BEGIN PROVIDED INFORMATION

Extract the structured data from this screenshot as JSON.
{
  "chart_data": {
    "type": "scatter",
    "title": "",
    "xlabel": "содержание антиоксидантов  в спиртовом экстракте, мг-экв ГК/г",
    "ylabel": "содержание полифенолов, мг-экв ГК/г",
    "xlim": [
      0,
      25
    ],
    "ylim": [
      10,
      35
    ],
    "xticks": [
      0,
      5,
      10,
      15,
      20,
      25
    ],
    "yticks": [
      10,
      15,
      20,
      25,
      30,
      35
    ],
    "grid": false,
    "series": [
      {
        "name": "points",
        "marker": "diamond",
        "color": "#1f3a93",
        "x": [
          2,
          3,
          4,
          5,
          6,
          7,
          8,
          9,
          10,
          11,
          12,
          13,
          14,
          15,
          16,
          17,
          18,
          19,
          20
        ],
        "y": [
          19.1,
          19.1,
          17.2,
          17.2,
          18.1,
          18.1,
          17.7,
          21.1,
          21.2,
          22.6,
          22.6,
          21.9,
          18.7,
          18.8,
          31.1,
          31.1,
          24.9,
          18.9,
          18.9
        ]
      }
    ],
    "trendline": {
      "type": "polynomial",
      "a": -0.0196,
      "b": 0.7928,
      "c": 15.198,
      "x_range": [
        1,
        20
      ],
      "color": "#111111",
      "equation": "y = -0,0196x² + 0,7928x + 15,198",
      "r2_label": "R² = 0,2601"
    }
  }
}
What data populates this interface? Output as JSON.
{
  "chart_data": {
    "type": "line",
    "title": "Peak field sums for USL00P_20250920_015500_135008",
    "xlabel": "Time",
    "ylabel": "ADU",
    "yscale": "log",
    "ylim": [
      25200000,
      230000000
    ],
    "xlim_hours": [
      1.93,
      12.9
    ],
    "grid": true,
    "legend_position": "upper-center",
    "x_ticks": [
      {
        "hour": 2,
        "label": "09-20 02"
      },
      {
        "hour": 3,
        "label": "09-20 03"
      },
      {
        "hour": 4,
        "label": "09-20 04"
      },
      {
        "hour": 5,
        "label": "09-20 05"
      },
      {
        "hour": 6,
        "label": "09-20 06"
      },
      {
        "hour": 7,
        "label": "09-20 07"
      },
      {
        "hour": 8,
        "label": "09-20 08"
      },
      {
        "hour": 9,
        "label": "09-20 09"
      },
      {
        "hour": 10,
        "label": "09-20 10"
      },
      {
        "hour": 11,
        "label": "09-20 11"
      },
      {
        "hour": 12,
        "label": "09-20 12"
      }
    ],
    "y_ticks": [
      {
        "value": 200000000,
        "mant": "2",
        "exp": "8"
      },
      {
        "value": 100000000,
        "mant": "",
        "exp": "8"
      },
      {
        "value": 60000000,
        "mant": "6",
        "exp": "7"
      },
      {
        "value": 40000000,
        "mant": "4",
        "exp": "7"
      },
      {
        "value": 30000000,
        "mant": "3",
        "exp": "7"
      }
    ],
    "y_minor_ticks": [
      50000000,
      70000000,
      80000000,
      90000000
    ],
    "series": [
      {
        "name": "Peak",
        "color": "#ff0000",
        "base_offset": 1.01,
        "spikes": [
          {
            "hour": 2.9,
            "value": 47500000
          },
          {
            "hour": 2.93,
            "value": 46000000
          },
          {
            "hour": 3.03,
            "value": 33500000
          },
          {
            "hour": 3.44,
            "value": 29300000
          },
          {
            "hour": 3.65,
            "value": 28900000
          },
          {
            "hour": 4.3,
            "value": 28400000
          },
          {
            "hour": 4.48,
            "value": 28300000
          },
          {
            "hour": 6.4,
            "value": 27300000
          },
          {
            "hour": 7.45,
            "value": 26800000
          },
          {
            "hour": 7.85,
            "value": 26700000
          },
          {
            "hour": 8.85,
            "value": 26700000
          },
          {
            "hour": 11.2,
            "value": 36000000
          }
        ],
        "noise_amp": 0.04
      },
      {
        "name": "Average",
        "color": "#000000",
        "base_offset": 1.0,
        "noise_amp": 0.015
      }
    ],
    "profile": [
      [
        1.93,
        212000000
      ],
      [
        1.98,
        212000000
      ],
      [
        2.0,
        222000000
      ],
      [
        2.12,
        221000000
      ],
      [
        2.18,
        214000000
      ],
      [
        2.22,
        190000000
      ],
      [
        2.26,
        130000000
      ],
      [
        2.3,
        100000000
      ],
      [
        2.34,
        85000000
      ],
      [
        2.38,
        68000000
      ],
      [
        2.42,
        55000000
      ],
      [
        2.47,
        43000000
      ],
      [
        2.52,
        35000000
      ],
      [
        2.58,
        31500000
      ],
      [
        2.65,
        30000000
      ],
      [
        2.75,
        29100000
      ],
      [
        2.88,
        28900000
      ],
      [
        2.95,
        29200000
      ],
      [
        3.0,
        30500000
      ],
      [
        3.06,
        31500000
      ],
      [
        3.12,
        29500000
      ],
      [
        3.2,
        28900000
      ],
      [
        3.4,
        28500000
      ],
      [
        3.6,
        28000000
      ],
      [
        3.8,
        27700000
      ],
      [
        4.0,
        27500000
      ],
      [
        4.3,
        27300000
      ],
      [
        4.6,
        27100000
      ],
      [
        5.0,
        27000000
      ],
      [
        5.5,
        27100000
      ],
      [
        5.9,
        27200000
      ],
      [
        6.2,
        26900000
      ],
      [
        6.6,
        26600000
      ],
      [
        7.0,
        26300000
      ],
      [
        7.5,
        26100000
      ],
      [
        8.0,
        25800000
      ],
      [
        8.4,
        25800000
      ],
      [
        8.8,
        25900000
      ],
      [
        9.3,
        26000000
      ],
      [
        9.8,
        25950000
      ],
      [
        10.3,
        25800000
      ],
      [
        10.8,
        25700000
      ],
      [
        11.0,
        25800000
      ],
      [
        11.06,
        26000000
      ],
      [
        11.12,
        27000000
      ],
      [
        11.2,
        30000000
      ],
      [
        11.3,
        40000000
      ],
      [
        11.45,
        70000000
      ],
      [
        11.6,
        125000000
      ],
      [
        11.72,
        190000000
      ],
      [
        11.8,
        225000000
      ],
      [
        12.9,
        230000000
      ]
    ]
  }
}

END PROVIDED INFORMATION

### WHAT YOU WILL DO
Return the whole listing exactly.

### EXERCISE RESPONSE
Extract the structured data from this screenshot as JSON.
{
  "chart_data": {
    "type": "scatter",
    "title": "",
    "xlabel": "содержание антиоксидантов  в спиртовом экстракте, мг-экв ГК/г",
    "ylabel": "содержание полифенолов, мг-экв ГК/г",
    "xlim": [
      0,
      25
    ],
    "ylim": [
      10,
      35
    ],
    "xticks": [
      0,
      5,
      10,
      15,
      20,
      25
    ],
    "yticks": [
      10,
      15,
      20,
      25,
      30,
      35
    ],
    "grid": false,
    "series": [
      {
        "name": "points",
        "marker": "diamond",
        "color": "#1f3a93",
        "x": [
          2,
          3,
          4,
          5,
          6,
          7,
          8,
          9,
          10,
          11,
          12,
          13,
          14,
          15,
          16,
          17,
          18,
          19,
          20
        ],
        "y": [
          19.1,
          19.1,
          17.2,
          17.2,
          18.1,
          18.1,
          17.7,
          21.1,
          21.2,
          22.6,
          22.6,
          21.9,
          18.7,
          18.8,
          31.1,
          31.1,
          24.9,
          18.9,
          18.9
        ]
      }
    ],
    "trendline": {
      "type": "polynomial",
      "a": -0.0196,
      "b": 0.7928,
      "c": 15.198,
      "x_range": [
        1,
        20
      ],
      "color": "#111111",
      "equation": "y = -0,0196x² + 0,7928x + 15,198",
      "r2_label": "R² = 0,2601"
    }
  }
}
What data populates this interface? Output as JSON.
{
  "chart_data": {
    "type": "line",
    "title": "Peak field sums for USL00P_20250920_015500_135008",
    "xlabel": "Time",
    "ylabel": "ADU",
    "yscale": "log",
    "ylim": [
      25200000,
      230000000
    ],
    "xlim_hours": [
      1.93,
      12.9
    ],
    "grid": true,
    "legend_position": "upper-center",
    "x_ticks": [
      {
        "hour": 2,
        "label": "09-20 02"
      },
      {
        "hour": 3,
        "label": "09-20 03"
      },
      {
        "hour": 4,
        "label": "09-20 04"
      },
      {
        "hour": 5,
        "label": "09-20 05"
      },
      {
        "hour": 6,
        "label": "09-20 06"
      },
      {
        "hour": 7,
        "label": "09-20 07"
      },
      {
        "hour": 8,
        "label": "09-20 08"
      },
      {
        "hour": 9,
        "label": "09-20 09"
      },
      {
        "hour": 10,
        "label": "09-20 10"
      },
      {
        "hour": 11,
        "label": "09-20 11"
      },
      {
        "hour": 12,
        "label": "09-20 12"
      }
    ],
    "y_ticks": [
      {
        "value": 200000000,
        "mant": "2",
        "exp": "8"
      },
      {
        "value": 100000000,
        "mant": "",
        "exp": "8"
      },
      {
        "value": 60000000,
        "mant": "6",
        "exp": "7"
      },
      {
        "value": 40000000,
        "mant": "4",
        "exp": "7"
      },
      {
        "value": 30000000,
        "mant": "3",
        "exp": "7"
      }
    ],
    "y_minor_ticks": [
      50000000,
      70000000,
      80000000,
      90000000
    ],
    "series": [
      {
        "name": "Peak",
        "color": "#ff0000",
        "base_offset": 1.01,
        "spikes": [
          {
            "hour": 2.9,
            "value": 47500000
          },
          {
            "hour": 2.93,
            "value": 46000000
          },
          {
            "hour": 3.03,
            "value": 33500000
          },
          {
            "hour": 3.44,
            "value": 29300000
          },
          {
            "hour": 3.65,
            "value": 28900000
          },
          {
            "hour": 4.3,
            "value": 28400000
          },
          {
            "hour": 4.48,
            "value": 28300000
          },
          {
            "hour": 6.4,
            "value": 27300000
          },
          {
            "hour": 7.45,
            "value": 26800000
          },
          {
            "hour": 7.85,
            "value": 26700000
          },
          {
            "hour": 8.85,
            "value": 26700000
          },
          {
            "hour": 11.2,
            "value": 36000000
          }
        ],
        "noise_amp": 0.04
      },
      {
        "name": "Average",
        "color": "#000000",
        "base_offset": 1.0,
        "noise_amp": 0.015
      }
    ],
    "profile": [
      [
        1.93,
        212000000
      ],
      [
        1.98,
        212000000
      ],
      [
        2.0,
        222000000
      ],
      [
        2.12,
        221000000
      ],
      [
        2.18,
        214000000
      ],
      [
        2.22,
        190000000
      ],
      [
        2.26,
        130000000
      ],
      [
        2.3,
        100000000
      ],
      [
        2.34,
        85000000
      ],
      [
        2.38,
        68000000
      ],
      [
        2.42,
        55000000
      ],
      [
        2.47,
        43000000
      ],
      [
        2.52,
        35000000
      ],
      [
        2.58,
        31500000
      ],
      [
        2.65,
        30000000
      ],
      [
        2.75,
        29100000
      ],
      [
        2.88,
        28900000
      ],
      [
        2.95,
        29200000
      ],
      [
        3.0,
        30500000
      ],
      [
        3.06,
        31500000
      ],
      [
        3.12,
        29500000
      ],
      [
        3.2,
        28900000
      ],
      [
        3.4,
        28500000
      ],
      [
        3.6,
        28000000
      ],
      [
        3.8,
        27700000
      ],
      [
        4.0,
        27500000
      ],
      [
        4.3,
        27300000
      ],
      [
        4.6,
        27100000
      ],
      [
        5.0,
        27000000
      ],
      [
        5.5,
        27100000
      ],
      [
        5.9,
        27200000
      ],
      [
        6.2,
        26900000
      ],
      [
        6.6,
        26600000
      ],
      [
        7.0,
        26300000
      ],
      [
        7.5,
        26100000
      ],
      [
        8.0,
        25800000
      ],
      [
        8.4,
        25800000
      ],
      [
        8.8,
        25900000
      ],
      [
        9.3,
        26000000
      ],
      [
        9.8,
        25950000
      ],
      [
        10.3,
        25800000
      ],
      [
        10.8,
        25700000
      ],
      [
        11.0,
        25800000
      ],
      [
        11.06,
        26000000
      ],
      [
        11.12,
        27000000
      ],
      [
        11.2,
        30000000
      ],
      [
        11.3,
        40000000
      ],
      [
        11.45,
        70000000
      ],
      [
        11.6,
        125000000
      ],
      [
        11.72,
        190000000
      ],
      [
        11.8,
        225000000
      ],
      [
        12.9,
        230000000
      ]
    ]
  }
}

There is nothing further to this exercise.